Given task: Can you output verbatim the lines that start with the one containing "Segment this screenshot: for" and end with the one containing "parcel-boundary-left: [35, 55, 36, 485]", both included, while leaving out the pictures?
### The data
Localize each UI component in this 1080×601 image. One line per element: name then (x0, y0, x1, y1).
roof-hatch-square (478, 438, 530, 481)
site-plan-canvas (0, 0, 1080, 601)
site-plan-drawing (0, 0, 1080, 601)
######
### The data
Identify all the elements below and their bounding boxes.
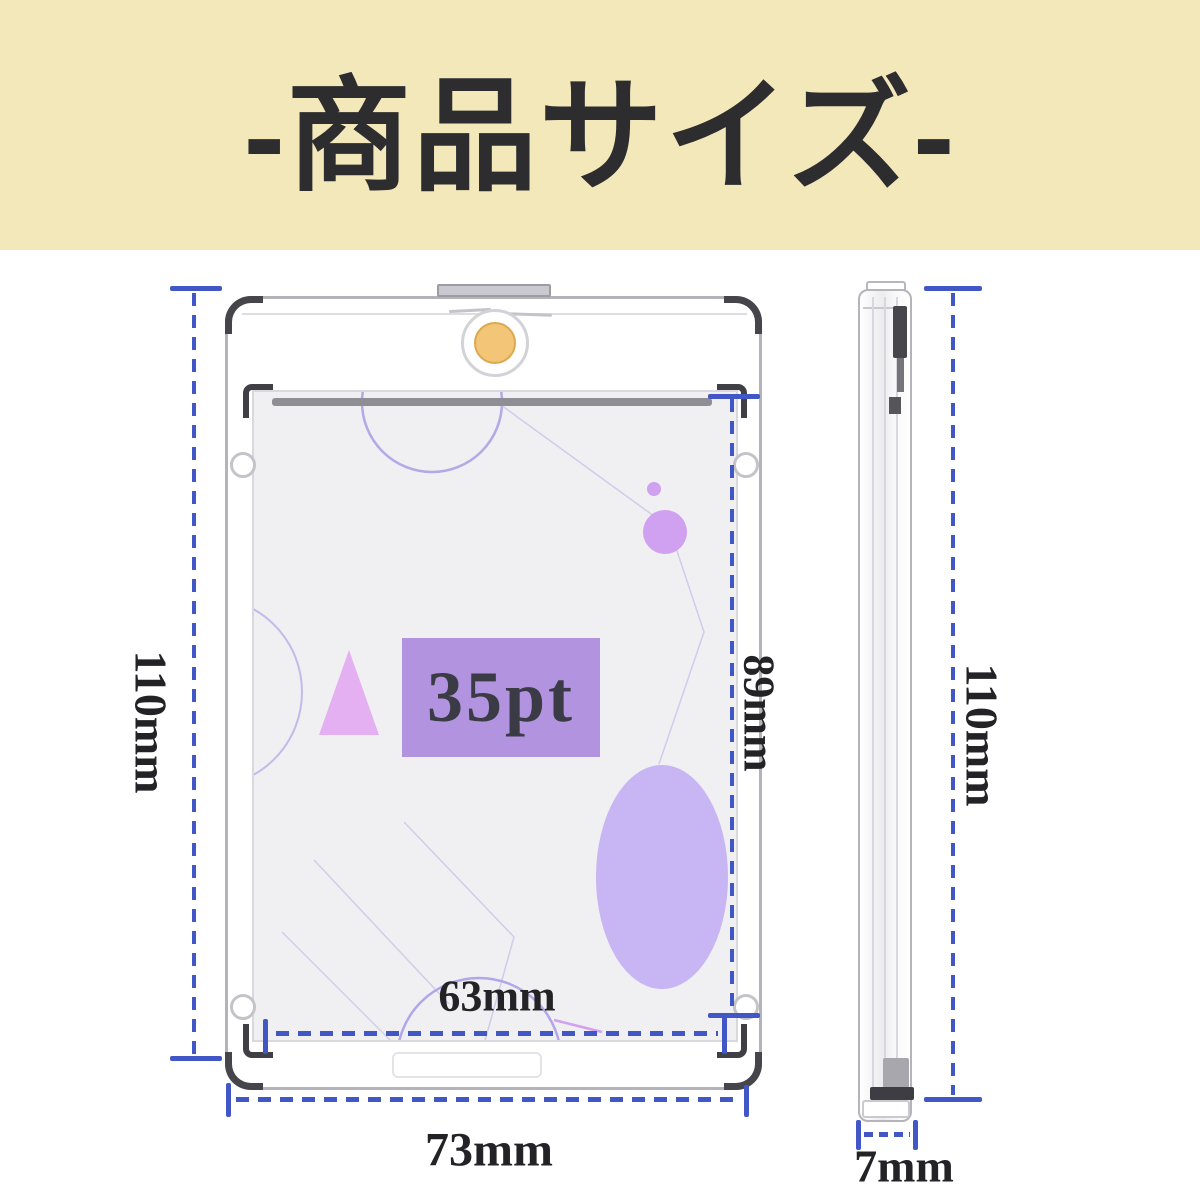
######
### The data
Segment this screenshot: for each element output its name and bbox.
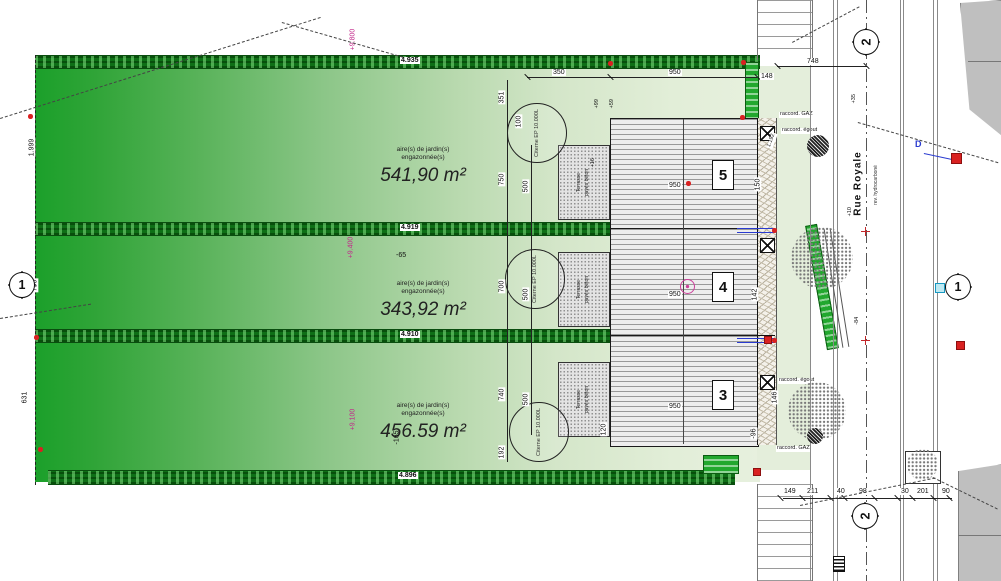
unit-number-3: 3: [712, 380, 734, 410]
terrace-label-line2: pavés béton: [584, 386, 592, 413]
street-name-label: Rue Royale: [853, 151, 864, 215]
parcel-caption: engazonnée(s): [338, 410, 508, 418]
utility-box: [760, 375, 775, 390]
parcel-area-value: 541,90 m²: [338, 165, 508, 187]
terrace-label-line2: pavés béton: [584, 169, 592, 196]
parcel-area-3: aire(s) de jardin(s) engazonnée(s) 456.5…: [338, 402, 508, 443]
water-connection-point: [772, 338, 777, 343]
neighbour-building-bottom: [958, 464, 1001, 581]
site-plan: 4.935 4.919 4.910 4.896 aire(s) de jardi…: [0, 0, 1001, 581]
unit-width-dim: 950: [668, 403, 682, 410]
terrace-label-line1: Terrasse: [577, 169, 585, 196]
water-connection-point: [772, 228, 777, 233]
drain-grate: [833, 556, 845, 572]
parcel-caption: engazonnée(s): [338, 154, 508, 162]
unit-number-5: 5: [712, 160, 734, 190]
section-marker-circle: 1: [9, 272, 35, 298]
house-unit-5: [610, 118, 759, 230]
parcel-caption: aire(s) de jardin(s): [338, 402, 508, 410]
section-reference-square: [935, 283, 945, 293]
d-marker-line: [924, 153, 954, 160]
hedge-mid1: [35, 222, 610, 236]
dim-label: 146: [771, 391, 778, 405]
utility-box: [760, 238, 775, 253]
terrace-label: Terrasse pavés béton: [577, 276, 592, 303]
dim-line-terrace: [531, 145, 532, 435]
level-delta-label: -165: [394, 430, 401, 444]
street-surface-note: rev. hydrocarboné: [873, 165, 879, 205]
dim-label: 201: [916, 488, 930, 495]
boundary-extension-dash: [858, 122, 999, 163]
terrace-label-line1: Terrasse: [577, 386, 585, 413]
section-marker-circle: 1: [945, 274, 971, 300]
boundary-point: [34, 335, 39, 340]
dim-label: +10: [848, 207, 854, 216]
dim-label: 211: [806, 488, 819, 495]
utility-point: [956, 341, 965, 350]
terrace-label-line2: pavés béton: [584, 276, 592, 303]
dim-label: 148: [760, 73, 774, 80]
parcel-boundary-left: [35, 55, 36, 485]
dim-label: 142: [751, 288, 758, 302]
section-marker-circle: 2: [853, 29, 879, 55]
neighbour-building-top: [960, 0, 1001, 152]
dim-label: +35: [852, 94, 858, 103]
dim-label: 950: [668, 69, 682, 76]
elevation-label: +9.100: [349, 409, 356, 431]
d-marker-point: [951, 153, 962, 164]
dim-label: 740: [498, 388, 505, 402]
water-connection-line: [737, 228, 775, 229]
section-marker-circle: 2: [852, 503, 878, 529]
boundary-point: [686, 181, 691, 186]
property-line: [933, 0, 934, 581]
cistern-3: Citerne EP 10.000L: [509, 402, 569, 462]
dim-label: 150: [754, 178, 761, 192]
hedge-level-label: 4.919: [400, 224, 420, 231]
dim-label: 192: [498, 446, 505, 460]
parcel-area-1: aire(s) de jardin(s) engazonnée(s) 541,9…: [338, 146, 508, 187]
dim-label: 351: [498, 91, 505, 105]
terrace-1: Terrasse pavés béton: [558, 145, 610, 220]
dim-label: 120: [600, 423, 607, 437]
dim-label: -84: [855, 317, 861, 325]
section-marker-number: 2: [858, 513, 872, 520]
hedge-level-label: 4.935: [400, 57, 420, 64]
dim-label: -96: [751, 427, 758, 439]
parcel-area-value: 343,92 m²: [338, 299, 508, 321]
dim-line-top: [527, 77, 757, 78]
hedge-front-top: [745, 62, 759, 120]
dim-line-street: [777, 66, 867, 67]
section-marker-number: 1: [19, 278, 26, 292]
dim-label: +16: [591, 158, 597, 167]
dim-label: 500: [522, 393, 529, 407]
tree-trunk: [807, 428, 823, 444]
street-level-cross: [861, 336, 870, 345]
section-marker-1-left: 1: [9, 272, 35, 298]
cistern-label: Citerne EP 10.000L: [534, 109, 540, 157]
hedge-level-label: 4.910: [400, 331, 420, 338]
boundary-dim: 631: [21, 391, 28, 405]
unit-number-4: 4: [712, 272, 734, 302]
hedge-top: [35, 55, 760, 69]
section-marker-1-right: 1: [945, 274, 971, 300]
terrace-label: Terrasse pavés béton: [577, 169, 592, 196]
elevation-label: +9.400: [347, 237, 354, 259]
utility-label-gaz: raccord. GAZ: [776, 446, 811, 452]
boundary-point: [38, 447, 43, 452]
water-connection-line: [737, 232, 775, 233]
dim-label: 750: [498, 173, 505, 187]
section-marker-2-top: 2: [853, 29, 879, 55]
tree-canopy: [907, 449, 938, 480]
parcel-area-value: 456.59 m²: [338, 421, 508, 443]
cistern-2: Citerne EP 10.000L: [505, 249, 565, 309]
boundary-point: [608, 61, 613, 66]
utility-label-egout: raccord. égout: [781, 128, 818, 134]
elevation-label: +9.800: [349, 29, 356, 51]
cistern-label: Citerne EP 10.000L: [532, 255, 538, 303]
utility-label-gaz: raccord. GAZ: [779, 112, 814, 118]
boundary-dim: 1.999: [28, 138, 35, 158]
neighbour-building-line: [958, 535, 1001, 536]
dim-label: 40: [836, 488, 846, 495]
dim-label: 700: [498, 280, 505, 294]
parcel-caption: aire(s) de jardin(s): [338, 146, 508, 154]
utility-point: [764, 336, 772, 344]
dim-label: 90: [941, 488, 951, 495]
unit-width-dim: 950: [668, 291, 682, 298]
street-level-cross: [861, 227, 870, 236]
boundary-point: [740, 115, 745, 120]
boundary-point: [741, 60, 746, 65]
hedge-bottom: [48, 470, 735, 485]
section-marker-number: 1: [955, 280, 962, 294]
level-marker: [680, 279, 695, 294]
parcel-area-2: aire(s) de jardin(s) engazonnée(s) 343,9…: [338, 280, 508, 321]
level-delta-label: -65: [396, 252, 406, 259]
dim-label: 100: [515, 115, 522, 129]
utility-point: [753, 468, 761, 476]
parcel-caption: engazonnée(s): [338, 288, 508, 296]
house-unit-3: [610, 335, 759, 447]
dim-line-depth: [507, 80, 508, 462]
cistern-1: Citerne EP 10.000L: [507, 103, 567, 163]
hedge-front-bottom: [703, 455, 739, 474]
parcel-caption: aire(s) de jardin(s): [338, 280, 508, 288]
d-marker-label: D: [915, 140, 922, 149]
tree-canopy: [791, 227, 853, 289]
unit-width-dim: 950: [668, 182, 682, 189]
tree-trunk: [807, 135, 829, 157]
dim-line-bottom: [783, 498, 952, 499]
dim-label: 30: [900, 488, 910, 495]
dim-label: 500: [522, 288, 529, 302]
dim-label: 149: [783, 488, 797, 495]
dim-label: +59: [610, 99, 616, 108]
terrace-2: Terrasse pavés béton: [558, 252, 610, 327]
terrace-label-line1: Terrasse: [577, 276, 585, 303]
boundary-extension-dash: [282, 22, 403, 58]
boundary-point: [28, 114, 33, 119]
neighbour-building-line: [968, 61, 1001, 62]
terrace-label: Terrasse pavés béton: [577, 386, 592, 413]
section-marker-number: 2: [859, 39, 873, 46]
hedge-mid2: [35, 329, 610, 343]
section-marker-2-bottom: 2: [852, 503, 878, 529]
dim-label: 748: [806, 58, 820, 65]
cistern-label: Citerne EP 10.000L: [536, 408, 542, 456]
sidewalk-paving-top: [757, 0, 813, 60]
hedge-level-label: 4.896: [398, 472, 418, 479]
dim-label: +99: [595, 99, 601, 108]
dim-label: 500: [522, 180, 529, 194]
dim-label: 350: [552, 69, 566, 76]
######
The output:
Segment this screenshot: for each element output its name and bbox.
unit-number-3: 3: [712, 380, 734, 410]
terrace-label-line2: pavés béton: [584, 386, 592, 413]
street-name-label: Rue Royale: [853, 151, 864, 215]
parcel-caption: engazonnée(s): [338, 410, 508, 418]
utility-box: [760, 375, 775, 390]
parcel-area-value: 541,90 m²: [338, 165, 508, 187]
terrace-label-line2: pavés béton: [584, 169, 592, 196]
parcel-area-3: aire(s) de jardin(s) engazonnée(s) 456.5…: [338, 402, 508, 443]
water-connection-point: [772, 338, 777, 343]
neighbour-building-bottom: [958, 464, 1001, 581]
site-plan: 4.935 4.919 4.910 4.896 aire(s) de jardi…: [0, 0, 1001, 581]
unit-width-dim: 950: [668, 403, 682, 410]
terrace-label-line1: Terrasse: [577, 169, 585, 196]
water-connection-point: [772, 228, 777, 233]
drain-grate: [833, 556, 845, 572]
parcel-caption: engazonnée(s): [338, 154, 508, 162]
unit-number-5: 5: [712, 160, 734, 190]
section-marker-circle: 1: [9, 272, 35, 298]
house-unit-5: [610, 118, 759, 230]
parcel-caption: aire(s) de jardin(s): [338, 402, 508, 410]
section-reference-square: [935, 283, 945, 293]
d-marker-line: [924, 153, 954, 160]
hedge-mid1: [35, 222, 610, 236]
dim-label: 146: [771, 391, 778, 405]
utility-box: [760, 238, 775, 253]
terrace-label: Terrasse pavés béton: [577, 276, 592, 303]
dim-line-terrace: [531, 145, 532, 435]
level-delta-label: -165: [394, 430, 401, 444]
street-surface-note: rev. hydrocarboné: [873, 165, 879, 205]
dim-label: 201: [916, 488, 930, 495]
boundary-extension-dash: [858, 122, 999, 163]
terrace-label-line1: Terrasse: [577, 386, 585, 413]
section-marker-circle: 1: [945, 274, 971, 300]
boundary-point: [34, 335, 39, 340]
dim-label: +10: [848, 207, 854, 216]
dim-label: 211: [806, 488, 819, 495]
utility-point: [956, 341, 965, 350]
terrace-label-line2: pavés béton: [584, 276, 592, 303]
dim-label: 148: [760, 73, 774, 80]
parcel-boundary-left: [35, 55, 36, 485]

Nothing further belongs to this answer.